**Problem:** What is the number of lines in these entries that include "amount"? Write that number and no other text.
####
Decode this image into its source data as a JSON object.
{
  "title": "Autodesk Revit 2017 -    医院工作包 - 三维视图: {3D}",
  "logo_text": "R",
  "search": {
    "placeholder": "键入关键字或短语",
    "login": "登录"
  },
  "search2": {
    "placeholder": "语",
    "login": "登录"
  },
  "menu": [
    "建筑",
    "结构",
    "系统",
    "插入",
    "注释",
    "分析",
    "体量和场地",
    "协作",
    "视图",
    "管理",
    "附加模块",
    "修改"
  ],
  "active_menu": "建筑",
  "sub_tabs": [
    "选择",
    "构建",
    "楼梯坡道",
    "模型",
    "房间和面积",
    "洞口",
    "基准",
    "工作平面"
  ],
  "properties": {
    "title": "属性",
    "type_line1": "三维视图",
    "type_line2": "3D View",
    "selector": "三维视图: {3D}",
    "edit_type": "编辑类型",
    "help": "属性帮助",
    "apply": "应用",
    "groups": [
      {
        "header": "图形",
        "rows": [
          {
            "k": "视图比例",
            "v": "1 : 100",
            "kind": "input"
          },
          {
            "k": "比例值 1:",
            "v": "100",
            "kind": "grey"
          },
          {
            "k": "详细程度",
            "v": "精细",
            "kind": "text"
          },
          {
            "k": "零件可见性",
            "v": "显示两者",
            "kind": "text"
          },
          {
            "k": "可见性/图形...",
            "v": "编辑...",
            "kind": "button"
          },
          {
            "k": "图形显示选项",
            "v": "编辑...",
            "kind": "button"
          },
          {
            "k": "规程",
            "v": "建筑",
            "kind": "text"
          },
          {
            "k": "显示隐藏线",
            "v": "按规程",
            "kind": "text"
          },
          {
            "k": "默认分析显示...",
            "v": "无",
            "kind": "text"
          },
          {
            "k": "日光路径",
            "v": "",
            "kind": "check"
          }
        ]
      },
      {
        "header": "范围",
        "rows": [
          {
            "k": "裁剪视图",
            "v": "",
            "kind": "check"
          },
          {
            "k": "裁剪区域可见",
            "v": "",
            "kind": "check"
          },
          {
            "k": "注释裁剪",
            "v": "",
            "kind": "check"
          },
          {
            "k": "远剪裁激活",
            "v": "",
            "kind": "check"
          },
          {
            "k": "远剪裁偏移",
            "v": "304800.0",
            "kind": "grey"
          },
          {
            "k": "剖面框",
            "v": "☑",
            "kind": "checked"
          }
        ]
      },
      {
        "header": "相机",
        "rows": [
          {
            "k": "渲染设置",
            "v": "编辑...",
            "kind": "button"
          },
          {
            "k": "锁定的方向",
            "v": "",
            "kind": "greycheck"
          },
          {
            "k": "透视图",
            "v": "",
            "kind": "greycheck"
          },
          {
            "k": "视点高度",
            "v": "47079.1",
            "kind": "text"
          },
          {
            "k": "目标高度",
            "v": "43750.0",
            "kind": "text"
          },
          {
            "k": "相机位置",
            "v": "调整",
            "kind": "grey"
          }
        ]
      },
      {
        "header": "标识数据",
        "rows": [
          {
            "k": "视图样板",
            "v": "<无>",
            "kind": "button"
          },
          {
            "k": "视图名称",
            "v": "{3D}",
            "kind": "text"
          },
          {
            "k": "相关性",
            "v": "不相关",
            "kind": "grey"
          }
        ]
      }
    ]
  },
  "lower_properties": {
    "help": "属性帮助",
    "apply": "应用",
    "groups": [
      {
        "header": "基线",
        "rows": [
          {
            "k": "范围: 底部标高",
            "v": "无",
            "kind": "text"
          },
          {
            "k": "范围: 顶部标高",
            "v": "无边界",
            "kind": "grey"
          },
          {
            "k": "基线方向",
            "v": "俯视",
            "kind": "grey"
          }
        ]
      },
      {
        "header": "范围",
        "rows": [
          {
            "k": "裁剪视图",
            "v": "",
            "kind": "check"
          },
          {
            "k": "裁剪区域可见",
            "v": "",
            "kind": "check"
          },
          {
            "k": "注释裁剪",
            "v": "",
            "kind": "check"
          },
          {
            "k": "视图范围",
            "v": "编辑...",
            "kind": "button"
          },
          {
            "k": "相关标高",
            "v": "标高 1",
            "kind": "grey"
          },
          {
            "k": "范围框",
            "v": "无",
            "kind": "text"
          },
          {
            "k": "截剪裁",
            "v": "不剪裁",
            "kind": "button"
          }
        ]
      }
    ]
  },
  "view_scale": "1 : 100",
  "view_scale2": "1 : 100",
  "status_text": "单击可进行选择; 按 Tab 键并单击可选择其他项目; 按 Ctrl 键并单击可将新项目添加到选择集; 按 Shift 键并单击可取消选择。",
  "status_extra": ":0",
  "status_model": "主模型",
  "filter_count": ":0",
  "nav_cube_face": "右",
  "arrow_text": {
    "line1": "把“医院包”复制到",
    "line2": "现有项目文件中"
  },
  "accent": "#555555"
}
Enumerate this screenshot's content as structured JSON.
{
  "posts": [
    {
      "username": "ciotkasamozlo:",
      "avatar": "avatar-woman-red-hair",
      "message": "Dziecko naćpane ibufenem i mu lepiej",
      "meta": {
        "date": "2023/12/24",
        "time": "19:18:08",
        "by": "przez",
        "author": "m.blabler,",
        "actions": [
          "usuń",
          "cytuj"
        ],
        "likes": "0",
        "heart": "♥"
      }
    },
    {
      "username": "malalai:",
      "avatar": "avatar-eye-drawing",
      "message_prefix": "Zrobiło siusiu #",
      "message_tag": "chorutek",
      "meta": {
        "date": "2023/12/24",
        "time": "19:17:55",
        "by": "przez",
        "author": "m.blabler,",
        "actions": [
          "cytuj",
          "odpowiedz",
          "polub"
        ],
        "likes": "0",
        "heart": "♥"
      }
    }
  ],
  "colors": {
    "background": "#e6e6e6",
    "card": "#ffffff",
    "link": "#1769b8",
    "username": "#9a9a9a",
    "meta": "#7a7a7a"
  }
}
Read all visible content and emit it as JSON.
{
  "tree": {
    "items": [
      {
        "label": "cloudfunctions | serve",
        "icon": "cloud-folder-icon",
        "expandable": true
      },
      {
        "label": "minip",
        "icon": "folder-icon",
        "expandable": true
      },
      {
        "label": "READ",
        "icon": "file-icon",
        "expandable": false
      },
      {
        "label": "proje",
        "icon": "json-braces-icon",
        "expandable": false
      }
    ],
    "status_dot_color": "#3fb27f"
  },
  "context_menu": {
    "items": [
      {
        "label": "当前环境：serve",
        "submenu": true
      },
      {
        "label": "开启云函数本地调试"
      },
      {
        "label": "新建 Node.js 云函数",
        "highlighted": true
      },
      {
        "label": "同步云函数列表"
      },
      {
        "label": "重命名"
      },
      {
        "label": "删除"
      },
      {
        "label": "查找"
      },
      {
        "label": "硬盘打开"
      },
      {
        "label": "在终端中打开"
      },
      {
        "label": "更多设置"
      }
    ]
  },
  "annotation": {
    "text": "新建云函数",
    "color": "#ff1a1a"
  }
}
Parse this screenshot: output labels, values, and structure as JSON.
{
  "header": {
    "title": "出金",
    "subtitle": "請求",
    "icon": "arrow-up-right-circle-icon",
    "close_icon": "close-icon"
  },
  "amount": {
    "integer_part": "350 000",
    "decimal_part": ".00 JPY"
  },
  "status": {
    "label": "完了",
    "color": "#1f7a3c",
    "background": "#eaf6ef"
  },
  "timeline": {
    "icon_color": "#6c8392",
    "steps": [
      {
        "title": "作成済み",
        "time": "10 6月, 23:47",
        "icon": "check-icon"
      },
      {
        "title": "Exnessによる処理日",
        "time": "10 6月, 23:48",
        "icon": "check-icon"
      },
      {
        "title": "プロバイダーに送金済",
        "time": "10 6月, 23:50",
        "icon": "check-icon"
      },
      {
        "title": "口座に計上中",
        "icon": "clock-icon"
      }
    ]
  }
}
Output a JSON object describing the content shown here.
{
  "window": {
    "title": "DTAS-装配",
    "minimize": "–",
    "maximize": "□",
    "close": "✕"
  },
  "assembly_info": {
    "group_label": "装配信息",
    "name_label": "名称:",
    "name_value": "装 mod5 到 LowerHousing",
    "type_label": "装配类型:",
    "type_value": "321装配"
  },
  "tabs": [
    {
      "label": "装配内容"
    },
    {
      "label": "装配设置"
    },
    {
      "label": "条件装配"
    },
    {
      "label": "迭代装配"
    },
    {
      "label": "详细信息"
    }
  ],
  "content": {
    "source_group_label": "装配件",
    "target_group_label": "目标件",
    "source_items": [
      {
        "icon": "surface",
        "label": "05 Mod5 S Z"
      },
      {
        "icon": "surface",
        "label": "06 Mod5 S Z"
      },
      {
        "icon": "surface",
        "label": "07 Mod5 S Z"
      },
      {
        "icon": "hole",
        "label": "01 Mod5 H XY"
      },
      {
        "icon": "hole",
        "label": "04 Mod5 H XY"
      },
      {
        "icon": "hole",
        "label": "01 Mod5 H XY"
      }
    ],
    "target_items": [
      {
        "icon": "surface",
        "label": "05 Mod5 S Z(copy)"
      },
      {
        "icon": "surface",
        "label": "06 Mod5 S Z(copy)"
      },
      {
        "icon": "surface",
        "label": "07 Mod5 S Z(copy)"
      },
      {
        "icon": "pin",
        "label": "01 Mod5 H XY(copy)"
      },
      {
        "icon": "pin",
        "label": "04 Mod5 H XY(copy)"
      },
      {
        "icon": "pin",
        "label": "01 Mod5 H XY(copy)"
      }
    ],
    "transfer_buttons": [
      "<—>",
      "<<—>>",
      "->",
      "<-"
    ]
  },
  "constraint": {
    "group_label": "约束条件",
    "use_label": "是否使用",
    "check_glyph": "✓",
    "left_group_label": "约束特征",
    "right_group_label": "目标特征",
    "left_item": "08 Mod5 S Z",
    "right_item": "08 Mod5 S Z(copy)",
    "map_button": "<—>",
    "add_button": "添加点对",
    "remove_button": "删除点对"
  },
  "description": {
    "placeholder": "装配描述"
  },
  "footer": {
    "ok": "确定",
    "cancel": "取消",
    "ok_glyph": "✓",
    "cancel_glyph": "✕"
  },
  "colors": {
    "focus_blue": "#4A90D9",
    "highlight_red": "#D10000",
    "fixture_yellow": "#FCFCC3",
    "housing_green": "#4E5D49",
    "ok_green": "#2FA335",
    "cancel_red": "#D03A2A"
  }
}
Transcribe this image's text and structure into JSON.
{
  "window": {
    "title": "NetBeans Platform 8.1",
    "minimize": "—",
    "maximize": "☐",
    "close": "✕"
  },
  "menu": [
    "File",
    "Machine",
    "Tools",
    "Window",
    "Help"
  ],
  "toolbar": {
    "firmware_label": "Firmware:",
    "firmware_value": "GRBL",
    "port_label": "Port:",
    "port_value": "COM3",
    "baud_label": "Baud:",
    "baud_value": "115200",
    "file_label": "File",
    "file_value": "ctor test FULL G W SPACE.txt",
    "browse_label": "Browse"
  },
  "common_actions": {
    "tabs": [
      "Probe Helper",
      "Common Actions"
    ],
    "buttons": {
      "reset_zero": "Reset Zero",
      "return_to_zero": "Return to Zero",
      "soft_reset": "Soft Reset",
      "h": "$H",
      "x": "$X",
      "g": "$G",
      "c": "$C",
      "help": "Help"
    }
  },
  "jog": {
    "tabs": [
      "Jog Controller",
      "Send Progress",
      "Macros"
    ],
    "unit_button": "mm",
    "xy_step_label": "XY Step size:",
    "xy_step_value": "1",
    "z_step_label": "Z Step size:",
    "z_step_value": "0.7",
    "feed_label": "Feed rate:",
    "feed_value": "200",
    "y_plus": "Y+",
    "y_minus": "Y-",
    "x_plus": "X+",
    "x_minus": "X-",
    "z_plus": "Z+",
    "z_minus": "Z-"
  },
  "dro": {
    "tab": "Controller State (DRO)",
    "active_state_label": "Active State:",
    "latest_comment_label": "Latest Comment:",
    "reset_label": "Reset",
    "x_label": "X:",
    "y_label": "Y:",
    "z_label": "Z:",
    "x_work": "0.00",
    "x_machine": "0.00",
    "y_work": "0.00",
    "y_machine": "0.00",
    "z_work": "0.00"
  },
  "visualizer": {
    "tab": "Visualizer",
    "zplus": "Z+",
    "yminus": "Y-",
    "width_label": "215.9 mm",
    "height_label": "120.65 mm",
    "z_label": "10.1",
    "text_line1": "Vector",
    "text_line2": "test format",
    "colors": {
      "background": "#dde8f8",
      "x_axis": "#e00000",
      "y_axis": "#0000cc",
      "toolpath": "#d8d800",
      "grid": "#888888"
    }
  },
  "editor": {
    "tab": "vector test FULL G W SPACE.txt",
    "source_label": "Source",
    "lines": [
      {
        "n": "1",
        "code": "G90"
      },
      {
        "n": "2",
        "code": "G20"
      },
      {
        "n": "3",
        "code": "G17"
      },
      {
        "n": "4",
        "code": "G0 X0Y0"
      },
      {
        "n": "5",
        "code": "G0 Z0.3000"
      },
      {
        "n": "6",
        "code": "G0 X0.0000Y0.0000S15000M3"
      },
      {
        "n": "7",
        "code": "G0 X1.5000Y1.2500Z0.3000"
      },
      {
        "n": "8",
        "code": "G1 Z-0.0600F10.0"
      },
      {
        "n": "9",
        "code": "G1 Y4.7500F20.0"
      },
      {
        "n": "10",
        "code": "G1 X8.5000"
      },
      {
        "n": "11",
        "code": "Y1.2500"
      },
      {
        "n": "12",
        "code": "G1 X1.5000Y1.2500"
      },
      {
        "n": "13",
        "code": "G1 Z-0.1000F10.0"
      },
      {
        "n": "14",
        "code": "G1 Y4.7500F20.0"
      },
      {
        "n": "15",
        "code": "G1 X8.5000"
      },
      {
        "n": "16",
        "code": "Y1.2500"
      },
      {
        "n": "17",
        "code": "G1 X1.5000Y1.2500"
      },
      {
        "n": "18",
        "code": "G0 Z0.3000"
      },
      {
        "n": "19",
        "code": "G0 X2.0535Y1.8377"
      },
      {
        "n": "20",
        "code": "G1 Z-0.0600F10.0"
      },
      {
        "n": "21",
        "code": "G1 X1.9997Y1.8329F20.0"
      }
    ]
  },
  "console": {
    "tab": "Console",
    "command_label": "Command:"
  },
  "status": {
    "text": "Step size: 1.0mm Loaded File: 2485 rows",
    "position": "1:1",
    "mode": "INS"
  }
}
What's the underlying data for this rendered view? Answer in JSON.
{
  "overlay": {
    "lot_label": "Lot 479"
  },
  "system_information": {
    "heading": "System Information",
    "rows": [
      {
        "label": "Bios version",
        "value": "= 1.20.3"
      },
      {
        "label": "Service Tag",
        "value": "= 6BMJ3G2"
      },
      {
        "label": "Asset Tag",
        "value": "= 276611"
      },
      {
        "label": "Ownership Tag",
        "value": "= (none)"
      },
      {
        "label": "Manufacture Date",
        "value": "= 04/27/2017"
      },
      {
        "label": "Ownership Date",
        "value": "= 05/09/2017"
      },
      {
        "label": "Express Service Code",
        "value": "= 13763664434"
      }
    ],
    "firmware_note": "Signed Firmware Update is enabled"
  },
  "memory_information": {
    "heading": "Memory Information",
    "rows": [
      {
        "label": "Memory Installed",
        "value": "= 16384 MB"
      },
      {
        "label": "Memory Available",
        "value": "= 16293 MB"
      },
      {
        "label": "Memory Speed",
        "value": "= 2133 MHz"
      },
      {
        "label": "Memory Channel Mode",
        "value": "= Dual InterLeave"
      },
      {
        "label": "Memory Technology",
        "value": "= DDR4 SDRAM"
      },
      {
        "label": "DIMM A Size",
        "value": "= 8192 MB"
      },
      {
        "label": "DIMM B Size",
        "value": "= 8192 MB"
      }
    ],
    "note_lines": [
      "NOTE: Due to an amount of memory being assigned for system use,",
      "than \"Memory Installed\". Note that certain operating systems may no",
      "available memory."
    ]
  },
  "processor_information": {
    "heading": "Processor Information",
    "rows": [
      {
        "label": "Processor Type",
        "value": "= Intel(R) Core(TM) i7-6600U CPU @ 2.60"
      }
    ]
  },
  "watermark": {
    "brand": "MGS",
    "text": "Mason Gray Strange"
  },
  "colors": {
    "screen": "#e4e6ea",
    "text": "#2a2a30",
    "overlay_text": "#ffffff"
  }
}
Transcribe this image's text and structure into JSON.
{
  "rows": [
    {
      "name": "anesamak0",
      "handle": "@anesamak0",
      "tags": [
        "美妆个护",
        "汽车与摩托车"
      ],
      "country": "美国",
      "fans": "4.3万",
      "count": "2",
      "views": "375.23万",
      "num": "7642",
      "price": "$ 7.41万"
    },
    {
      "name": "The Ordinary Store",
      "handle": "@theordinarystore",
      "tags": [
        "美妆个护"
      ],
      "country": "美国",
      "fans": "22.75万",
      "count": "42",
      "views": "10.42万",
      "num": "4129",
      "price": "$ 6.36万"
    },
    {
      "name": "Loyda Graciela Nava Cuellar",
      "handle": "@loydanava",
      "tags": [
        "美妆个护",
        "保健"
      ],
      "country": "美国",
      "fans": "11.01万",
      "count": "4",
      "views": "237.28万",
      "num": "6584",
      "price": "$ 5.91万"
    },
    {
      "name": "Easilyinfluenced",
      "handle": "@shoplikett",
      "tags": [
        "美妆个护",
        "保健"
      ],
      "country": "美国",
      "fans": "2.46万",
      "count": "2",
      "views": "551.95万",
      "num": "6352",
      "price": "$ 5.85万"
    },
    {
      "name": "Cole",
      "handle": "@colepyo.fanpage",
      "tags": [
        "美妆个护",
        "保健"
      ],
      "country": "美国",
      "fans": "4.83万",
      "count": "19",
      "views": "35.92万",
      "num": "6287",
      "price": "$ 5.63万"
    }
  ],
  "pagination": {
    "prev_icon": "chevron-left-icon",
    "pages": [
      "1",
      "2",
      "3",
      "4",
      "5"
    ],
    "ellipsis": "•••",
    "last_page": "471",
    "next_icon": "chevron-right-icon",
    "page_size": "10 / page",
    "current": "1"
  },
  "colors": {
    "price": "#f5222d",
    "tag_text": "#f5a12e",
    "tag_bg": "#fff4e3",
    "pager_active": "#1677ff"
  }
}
####
**Exercise response:** 2